- _What you are asked to do_:
Each line that follows should be printed again exactly as it stands.
--- begin ---
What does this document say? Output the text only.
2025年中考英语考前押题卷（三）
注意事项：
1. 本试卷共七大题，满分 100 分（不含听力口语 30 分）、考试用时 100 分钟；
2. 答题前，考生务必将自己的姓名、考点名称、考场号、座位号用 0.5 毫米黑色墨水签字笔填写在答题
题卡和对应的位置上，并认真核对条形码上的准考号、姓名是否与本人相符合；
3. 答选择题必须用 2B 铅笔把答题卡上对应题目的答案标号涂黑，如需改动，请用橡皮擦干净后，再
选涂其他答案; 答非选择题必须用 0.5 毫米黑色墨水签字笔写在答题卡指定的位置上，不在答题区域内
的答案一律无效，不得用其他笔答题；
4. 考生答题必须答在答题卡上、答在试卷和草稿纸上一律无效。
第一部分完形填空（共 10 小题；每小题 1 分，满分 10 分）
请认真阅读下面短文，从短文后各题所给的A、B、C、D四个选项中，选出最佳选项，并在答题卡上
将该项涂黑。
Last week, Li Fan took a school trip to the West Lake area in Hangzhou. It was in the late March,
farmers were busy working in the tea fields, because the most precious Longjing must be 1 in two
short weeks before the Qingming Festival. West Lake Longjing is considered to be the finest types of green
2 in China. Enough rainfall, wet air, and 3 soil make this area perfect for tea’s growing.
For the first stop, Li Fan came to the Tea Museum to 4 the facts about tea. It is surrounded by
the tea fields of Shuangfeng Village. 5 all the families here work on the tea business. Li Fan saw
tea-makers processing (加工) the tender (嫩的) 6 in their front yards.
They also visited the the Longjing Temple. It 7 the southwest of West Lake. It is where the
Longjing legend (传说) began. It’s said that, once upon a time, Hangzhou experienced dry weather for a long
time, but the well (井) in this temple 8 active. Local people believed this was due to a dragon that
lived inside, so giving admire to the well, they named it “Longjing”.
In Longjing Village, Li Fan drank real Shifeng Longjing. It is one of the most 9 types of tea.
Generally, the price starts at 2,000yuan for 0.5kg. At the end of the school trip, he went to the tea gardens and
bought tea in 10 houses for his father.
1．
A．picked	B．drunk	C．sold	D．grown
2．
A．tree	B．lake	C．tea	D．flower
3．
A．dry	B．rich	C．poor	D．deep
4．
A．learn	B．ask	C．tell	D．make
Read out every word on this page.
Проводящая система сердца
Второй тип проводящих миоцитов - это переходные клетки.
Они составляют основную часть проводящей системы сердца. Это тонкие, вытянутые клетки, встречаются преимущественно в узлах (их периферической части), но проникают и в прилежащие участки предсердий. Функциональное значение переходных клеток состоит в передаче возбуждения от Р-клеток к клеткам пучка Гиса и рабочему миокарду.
--- end ---
- _In response_:
What does this document say? Output the text only.
2025年中考英语考前押题卷（三）
注意事项：
1. 本试卷共七大题，满分 100 分（不含听力口语 30 分）、考试用时 100 分钟；
2. 答题前，考生务必将自己的姓名、考点名称、考场号、座位号用 0.5 毫米黑色墨水签字笔填写在答题
题卡和对应的位置上，并认真核对条形码上的准考号、姓名是否与本人相符合；
3. 答选择题必须用 2B 铅笔把答题卡上对应题目的答案标号涂黑，如需改动，请用橡皮擦干净后，再
选涂其他答案; 答非选择题必须用 0.5 毫米黑色墨水签字笔写在答题卡指定的位置上，不在答题区域内
的答案一律无效，不得用其他笔答题；
4. 考生答题必须答在答题卡上、答在试卷和草稿纸上一律无效。
第一部分完形填空（共 10 小题；每小题 1 分，满分 10 分）
请认真阅读下面短文，从短文后各题所给的A、B、C、D四个选项中，选出最佳选项，并在答题卡上
将该项涂黑。
Last week, Li Fan took a school trip to the West Lake area in Hangzhou. It was in the late March,
farmers were busy working in the tea fields, because the most precious Longjing must be 1 in two
short weeks before the Qingming Festival. West Lake Longjing is considered to be the finest types of green
2 in China. Enough rainfall, wet air, and 3 soil make this area perfect for tea’s growing.
For the first stop, Li Fan came to the Tea Museum to 4 the facts about tea. It is surrounded by
the tea fields of Shuangfeng Village. 5 all the families here work on the tea business. Li Fan saw
tea-makers processing (加工) the tender (嫩的) 6 in their front yards.
They also visited the the Longjing Temple. It 7 the southwest of West Lake. It is where the
Longjing legend (传说) began. It’s said that, once upon a time, Hangzhou experienced dry weather for a long
time, but the well (井) in this temple 8 active. Local people believed this was due to a dragon that
lived inside, so giving admire to the well, they named it “Longjing”.
In Longjing Village, Li Fan drank real Shifeng Longjing. It is one of the most 9 types of tea.
Generally, the price starts at 2,000yuan for 0.5kg. At the end of the school trip, he went to the tea gardens and
bought tea in 10 houses for his father.
1．
A．picked	B．drunk	C．sold	D．grown
2．
A．tree	B．lake	C．tea	D．flower
3．
A．dry	B．rich	C．poor	D．deep
4．
A．learn	B．ask	C．tell	D．make
Read out every word on this page.
Проводящая система сердца
Второй тип проводящих миоцитов - это переходные клетки.
Они составляют основную часть проводящей системы сердца. Это тонкие, вытянутые клетки, встречаются преимущественно в узлах (их периферической части), но проникают и в прилежащие участки предсердий. Функциональное значение переходных клеток состоит в передаче возбуждения от Р-клеток к клеткам пучка Гиса и рабочему миокарду.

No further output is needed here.